* **DIRECTIONS**
Would you transcribe the listing that follows, character for character, and omit its images?
** start SUPPLIED ENTRIES **
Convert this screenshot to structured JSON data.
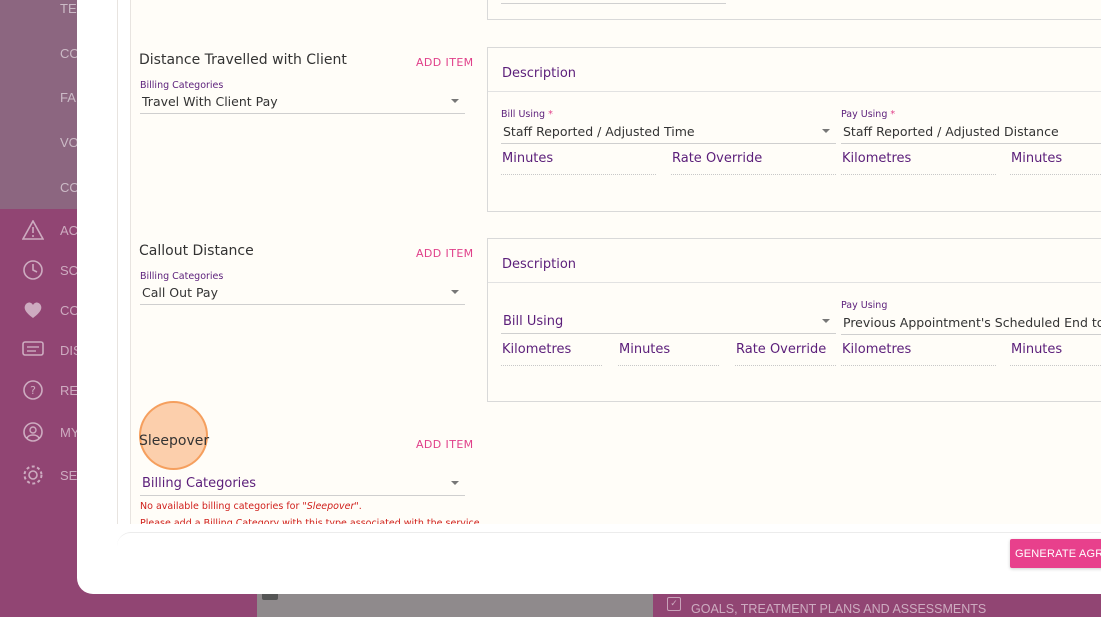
{
  "background": {
    "nav_items": [
      {
        "label": "TE",
        "icon": "none"
      },
      {
        "label": "CO",
        "icon": "none"
      },
      {
        "label": "FA",
        "icon": "none"
      },
      {
        "label": "VO",
        "icon": "none"
      },
      {
        "label": "CO",
        "icon": "none"
      },
      {
        "label": "AC",
        "icon": "warning-triangle-icon"
      },
      {
        "label": "SC",
        "icon": "clock-icon"
      },
      {
        "label": "CO",
        "icon": "hearts-icon"
      },
      {
        "label": "DIS",
        "icon": "chat-icon"
      },
      {
        "label": "RE",
        "icon": "question-icon"
      },
      {
        "label": "MY",
        "icon": "user-icon"
      },
      {
        "label": "SE",
        "icon": "gear-icon"
      }
    ],
    "bottom_panel_label": "GOALS, TREATMENT PLANS AND ASSESSMENTS"
  },
  "sections": {
    "distance": {
      "title": "Distance Travelled with Client",
      "add_item": "ADD ITEM",
      "billing_categories_label": "Billing Categories",
      "billing_categories_value": "Travel With Client Pay",
      "card": {
        "description": "Description",
        "bill_using_label": "Bill Using",
        "bill_using_value": "Staff Reported / Adjusted Time",
        "pay_using_label": "Pay Using",
        "pay_using_value": "Staff Reported / Adjusted Distance",
        "required_mark": "*",
        "fields": [
          "Minutes",
          "Rate Override",
          "Kilometres",
          "Minutes"
        ]
      }
    },
    "callout": {
      "title": "Callout Distance",
      "add_item": "ADD ITEM",
      "billing_categories_label": "Billing Categories",
      "billing_categories_value": "Call Out Pay",
      "card": {
        "description": "Description",
        "bill_using_placeholder": "Bill Using",
        "pay_using_label": "Pay Using",
        "pay_using_value": "Previous Appointment's Scheduled End to C",
        "fields": [
          "Kilometres",
          "Minutes",
          "Rate Override",
          "Kilometres",
          "Minutes"
        ]
      }
    },
    "sleepover": {
      "title": "Sleepover",
      "add_item": "ADD ITEM",
      "billing_categories_placeholder": "Billing Categories",
      "error_prefix": "No available billing categories for ",
      "error_name": "\"Sleepover\"",
      "error_suffix": ".",
      "error_line2": "Please add a Billing Category with this type associated with the service"
    }
  },
  "footer": {
    "generate_button": "GENERATE AGRE"
  },
  "colors": {
    "accent": "#e8408c",
    "label_purple": "#5b1e7a",
    "error_red": "#d0201c",
    "highlight": "#faaa6e"
  }
}
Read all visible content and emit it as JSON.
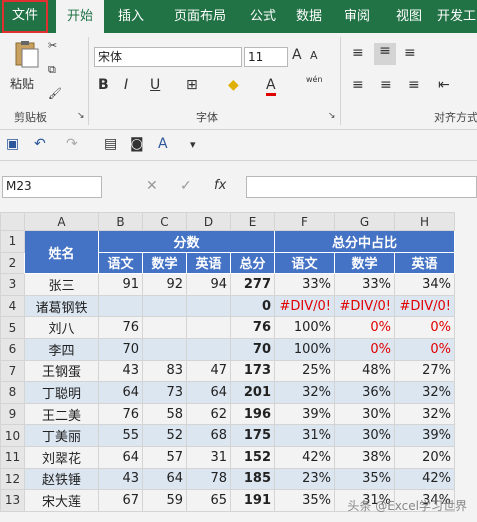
{
  "menu": {
    "tabs": [
      "文件",
      "开始",
      "插入",
      "页面布局",
      "公式",
      "数据",
      "审阅",
      "视图",
      "开发工"
    ]
  },
  "ribbon": {
    "paste_label": "粘贴",
    "clipboard_label": "剪贴板",
    "font_name": "宋体",
    "font_size": "11",
    "font_label": "字体",
    "align_label": "对齐方式",
    "font_a_big": "A",
    "font_a_small": "A",
    "wen_label": "wén"
  },
  "formula_bar": {
    "name_box": "M23",
    "fx": "fx",
    "formula": ""
  },
  "sheet": {
    "columns": [
      "A",
      "B",
      "C",
      "D",
      "E",
      "F",
      "G",
      "H"
    ],
    "header1": {
      "name": "姓名",
      "score": "分数",
      "ratio": "总分中占比"
    },
    "header2": [
      "语文",
      "数学",
      "英语",
      "总分",
      "语文",
      "数学",
      "英语"
    ],
    "rows": [
      {
        "n": "3",
        "name": "张三",
        "c": "91",
        "m": "92",
        "e": "94",
        "t": "277",
        "pc": "33%",
        "pm": "33%",
        "pe": "34%"
      },
      {
        "n": "4",
        "name": "诸葛钢铁",
        "c": "",
        "m": "",
        "e": "",
        "t": "0",
        "pc": "#DIV/0!",
        "pm": "#DIV/0!",
        "pe": "#DIV/0!"
      },
      {
        "n": "5",
        "name": "刘八",
        "c": "76",
        "m": "",
        "e": "",
        "t": "76",
        "pc": "100%",
        "pm": "0%",
        "pe": "0%"
      },
      {
        "n": "6",
        "name": "李四",
        "c": "70",
        "m": "",
        "e": "",
        "t": "70",
        "pc": "100%",
        "pm": "0%",
        "pe": "0%"
      },
      {
        "n": "7",
        "name": "王钢蛋",
        "c": "43",
        "m": "83",
        "e": "47",
        "t": "173",
        "pc": "25%",
        "pm": "48%",
        "pe": "27%"
      },
      {
        "n": "8",
        "name": "丁聪明",
        "c": "64",
        "m": "73",
        "e": "64",
        "t": "201",
        "pc": "32%",
        "pm": "36%",
        "pe": "32%"
      },
      {
        "n": "9",
        "name": "王二美",
        "c": "76",
        "m": "58",
        "e": "62",
        "t": "196",
        "pc": "39%",
        "pm": "30%",
        "pe": "32%"
      },
      {
        "n": "10",
        "name": "丁美丽",
        "c": "55",
        "m": "52",
        "e": "68",
        "t": "175",
        "pc": "31%",
        "pm": "30%",
        "pe": "39%"
      },
      {
        "n": "11",
        "name": "刘翠花",
        "c": "64",
        "m": "57",
        "e": "31",
        "t": "152",
        "pc": "42%",
        "pm": "38%",
        "pe": "20%"
      },
      {
        "n": "12",
        "name": "赵铁锤",
        "c": "43",
        "m": "64",
        "e": "78",
        "t": "185",
        "pc": "23%",
        "pm": "35%",
        "pe": "42%"
      },
      {
        "n": "13",
        "name": "宋大莲",
        "c": "67",
        "m": "59",
        "e": "65",
        "t": "191",
        "pc": "35%",
        "pm": "31%",
        "pe": "34%"
      }
    ],
    "red_values": [
      "#DIV/0!",
      "0%"
    ]
  },
  "watermark": "头条 @Excel学习世界"
}
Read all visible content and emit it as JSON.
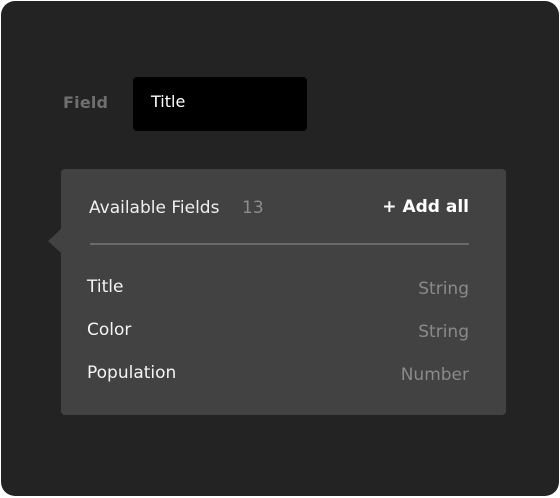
{
  "field": {
    "label": "Field",
    "value": "Title"
  },
  "available_fields": {
    "title": "Available Fields",
    "count": "13",
    "add_all_label": "+ Add all",
    "items": [
      {
        "name": "Title",
        "type": "String"
      },
      {
        "name": "Color",
        "type": "String"
      },
      {
        "name": "Population",
        "type": "Number"
      }
    ]
  }
}
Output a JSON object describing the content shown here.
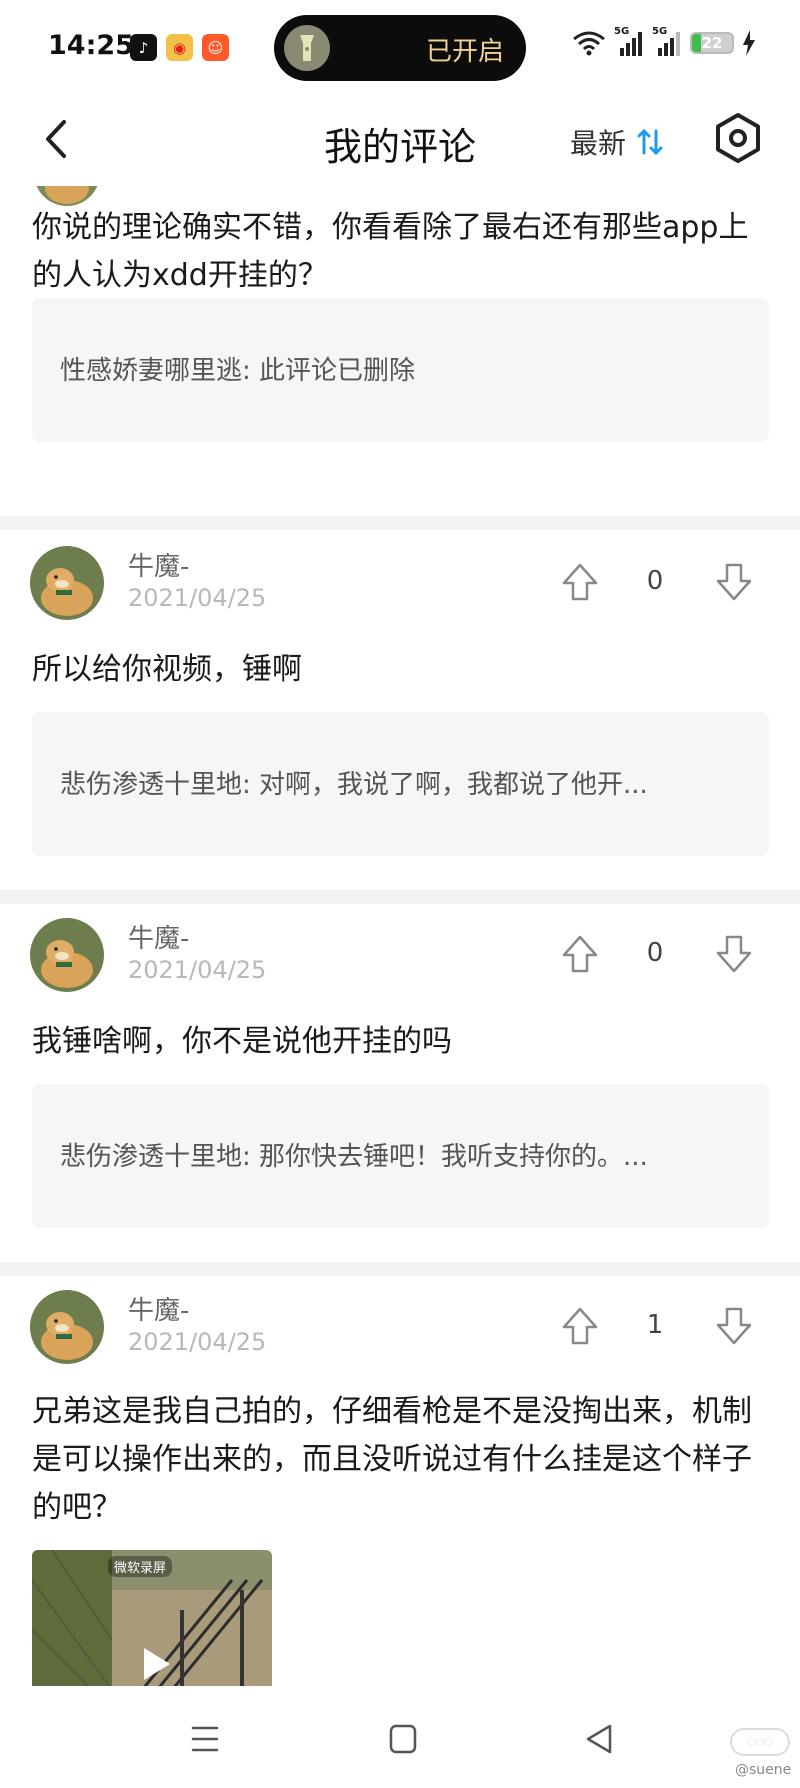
{
  "status_bar": {
    "time": "14:25",
    "flashlight_status": "已开启",
    "battery_level": "22",
    "network_1": "5G",
    "network_2": "5G"
  },
  "header": {
    "title": "我的评论",
    "sort_label": "最新"
  },
  "comments": [
    {
      "text": "你说的理论确实不错，你看看除了最右还有那些app上的人认为xdd开挂的？",
      "quote": "性感娇妻哪里逃: 此评论已删除"
    },
    {
      "username": "牛魔-",
      "date": "2021/04/25",
      "votes": "0",
      "text": "所以给你视频，锤啊",
      "quote": "悲伤渗透十里地: 对啊，我说了啊，我都说了他开..."
    },
    {
      "username": "牛魔-",
      "date": "2021/04/25",
      "votes": "0",
      "text": "我锤啥啊，你不是说他开挂的吗",
      "quote": "悲伤渗透十里地: 那你快去锤吧！我听支持你的。..."
    },
    {
      "username": "牛魔-",
      "date": "2021/04/25",
      "votes": "1",
      "text": "兄弟这是我自己拍的，仔细看枪是不是没掏出来，机制是可以操作出来的，而且没听说过有什么挂是这个样子的吧？",
      "video_label": "微软录屏"
    }
  ],
  "watermark": "@suene",
  "colors": {
    "accent": "#1e9bf0",
    "quote_bg": "#f6f6f6",
    "divider": "#f2f2f2",
    "flashlight_text": "#f1d28e"
  }
}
** end SUPPLIED ENTRIES **
* **THE ANSWER**
Convert this screenshot to structured JSON data.
{
  "background": {
    "nav_items": [
      {
        "label": "TE",
        "icon": "none"
      },
      {
        "label": "CO",
        "icon": "none"
      },
      {
        "label": "FA",
        "icon": "none"
      },
      {
        "label": "VO",
        "icon": "none"
      },
      {
        "label": "CO",
        "icon": "none"
      },
      {
        "label": "AC",
        "icon": "warning-triangle-icon"
      },
      {
        "label": "SC",
        "icon": "clock-icon"
      },
      {
        "label": "CO",
        "icon": "hearts-icon"
      },
      {
        "label": "DIS",
        "icon": "chat-icon"
      },
      {
        "label": "RE",
        "icon": "question-icon"
      },
      {
        "label": "MY",
        "icon": "user-icon"
      },
      {
        "label": "SE",
        "icon": "gear-icon"
      }
    ],
    "bottom_panel_label": "GOALS, TREATMENT PLANS AND ASSESSMENTS"
  },
  "sections": {
    "distance": {
      "title": "Distance Travelled with Client",
      "add_item": "ADD ITEM",
      "billing_categories_label": "Billing Categories",
      "billing_categories_value": "Travel With Client Pay",
      "card": {
        "description": "Description",
        "bill_using_label": "Bill Using",
        "bill_using_value": "Staff Reported / Adjusted Time",
        "pay_using_label": "Pay Using",
        "pay_using_value": "Staff Reported / Adjusted Distance",
        "required_mark": "*",
        "fields": [
          "Minutes",
          "Rate Override",
          "Kilometres",
          "Minutes"
        ]
      }
    },
    "callout": {
      "title": "Callout Distance",
      "add_item": "ADD ITEM",
      "billing_categories_label": "Billing Categories",
      "billing_categories_value": "Call Out Pay",
      "card": {
        "description": "Description",
        "bill_using_placeholder": "Bill Using",
        "pay_using_label": "Pay Using",
        "pay_using_value": "Previous Appointment's Scheduled End to C",
        "fields": [
          "Kilometres",
          "Minutes",
          "Rate Override",
          "Kilometres",
          "Minutes"
        ]
      }
    },
    "sleepover": {
      "title": "Sleepover",
      "add_item": "ADD ITEM",
      "billing_categories_placeholder": "Billing Categories",
      "error_prefix": "No available billing categories for ",
      "error_name": "\"Sleepover\"",
      "error_suffix": ".",
      "error_line2": "Please add a Billing Category with this type associated with the service"
    }
  },
  "footer": {
    "generate_button": "GENERATE AGRE"
  },
  "colors": {
    "accent": "#e8408c",
    "label_purple": "#5b1e7a",
    "error_red": "#d0201c",
    "highlight": "#faaa6e"
  }
}
Read all visible content and emit it as JSON.
{
  "menu": {
    "tabs": [
      "文件",
      "开始",
      "插入",
      "页面布局",
      "公式",
      "数据",
      "审阅",
      "视图",
      "开发工"
    ]
  },
  "ribbon": {
    "paste_label": "粘贴",
    "clipboard_label": "剪贴板",
    "font_name": "宋体",
    "font_size": "11",
    "font_label": "字体",
    "align_label": "对齐方式",
    "font_a_big": "A",
    "font_a_small": "A",
    "wen_label": "wén"
  },
  "formula_bar": {
    "name_box": "M23",
    "fx": "fx",
    "formula": ""
  },
  "sheet": {
    "columns": [
      "A",
      "B",
      "C",
      "D",
      "E",
      "F",
      "G",
      "H"
    ],
    "header1": {
      "name": "姓名",
      "score": "分数",
      "ratio": "总分中占比"
    },
    "header2": [
      "语文",
      "数学",
      "英语",
      "总分",
      "语文",
      "数学",
      "英语"
    ],
    "rows": [
      {
        "n": "3",
        "name": "张三",
        "c": "91",
        "m": "92",
        "e": "94",
        "t": "277",
        "pc": "33%",
        "pm": "33%",
        "pe": "34%"
      },
      {
        "n": "4",
        "name": "诸葛钢铁",
        "c": "",
        "m": "",
        "e": "",
        "t": "0",
        "pc": "#DIV/0!",
        "pm": "#DIV/0!",
        "pe": "#DIV/0!"
      },
      {
        "n": "5",
        "name": "刘八",
        "c": "76",
        "m": "",
        "e": "",
        "t": "76",
        "pc": "100%",
        "pm": "0%",
        "pe": "0%"
      },
      {
        "n": "6",
        "name": "李四",
        "c": "70",
        "m": "",
        "e": "",
        "t": "70",
        "pc": "100%",
        "pm": "0%",
        "pe": "0%"
      },
      {
        "n": "7",
        "name": "王钢蛋",
        "c": "43",
        "m": "83",
        "e": "47",
        "t": "173",
        "pc": "25%",
        "pm": "48%",
        "pe": "27%"
      },
      {
        "n": "8",
        "name": "丁聪明",
        "c": "64",
        "m": "73",
        "e": "64",
        "t": "201",
        "pc": "32%",
        "pm": "36%",
        "pe": "32%"
      },
      {
        "n": "9",
        "name": "王二美",
        "c": "76",
        "m": "58",
        "e": "62",
        "t": "196",
        "pc": "39%",
        "pm": "30%",
        "pe": "32%"
      },
      {
        "n": "10",
        "name": "丁美丽",
        "c": "55",
        "m": "52",
        "e": "68",
        "t": "175",
        "pc": "31%",
        "pm": "30%",
        "pe": "39%"
      },
      {
        "n": "11",
        "name": "刘翠花",
        "c": "64",
        "m": "57",
        "e": "31",
        "t": "152",
        "pc": "42%",
        "pm": "38%",
        "pe": "20%"
      },
      {
        "n": "12",
        "name": "赵铁锤",
        "c": "43",
        "m": "64",
        "e": "78",
        "t": "185",
        "pc": "23%",
        "pm": "35%",
        "pe": "42%"
      },
      {
        "n": "13",
        "name": "宋大莲",
        "c": "67",
        "m": "59",
        "e": "65",
        "t": "191",
        "pc": "35%",
        "pm": "31%",
        "pe": "34%"
      }
    ],
    "red_values": [
      "#DIV/0!",
      "0%"
    ]
  },
  "watermark": "头条 @Excel学习世界"
}
Read all visible content and emit it as JSON.
{
  "field": {
    "label": "Field",
    "value": "Title"
  },
  "available_fields": {
    "title": "Available Fields",
    "count": "13",
    "add_all_label": "+ Add all",
    "items": [
      {
        "name": "Title",
        "type": "String"
      },
      {
        "name": "Color",
        "type": "String"
      },
      {
        "name": "Population",
        "type": "Number"
      }
    ]
  }
}
Output a JSON object describing the content shown here.
{
  "status_bar": {
    "time": "14:25",
    "flashlight_status": "已开启",
    "battery_level": "22",
    "network_1": "5G",
    "network_2": "5G"
  },
  "header": {
    "title": "我的评论",
    "sort_label": "最新"
  },
  "comments": [
    {
      "text": "你说的理论确实不错，你看看除了最右还有那些app上的人认为xdd开挂的？",
      "quote": "性感娇妻哪里逃: 此评论已删除"
    },
    {
      "username": "牛魔-",
      "date": "2021/04/25",
      "votes": "0",
      "text": "所以给你视频，锤啊",
      "quote": "悲伤渗透十里地: 对啊，我说了啊，我都说了他开..."
    },
    {
      "username": "牛魔-",
      "date": "2021/04/25",
      "votes": "0",
      "text": "我锤啥啊，你不是说他开挂的吗",
      "quote": "悲伤渗透十里地: 那你快去锤吧！我听支持你的。..."
    },
    {
      "username": "牛魔-",
      "date": "2021/04/25",
      "votes": "1",
      "text": "兄弟这是我自己拍的，仔细看枪是不是没掏出来，机制是可以操作出来的，而且没听说过有什么挂是这个样子的吧？",
      "video_label": "微软录屏"
    }
  ],
  "watermark": "@suene",
  "colors": {
    "accent": "#1e9bf0",
    "quote_bg": "#f6f6f6",
    "divider": "#f2f2f2",
    "flashlight_text": "#f1d28e"
  }
}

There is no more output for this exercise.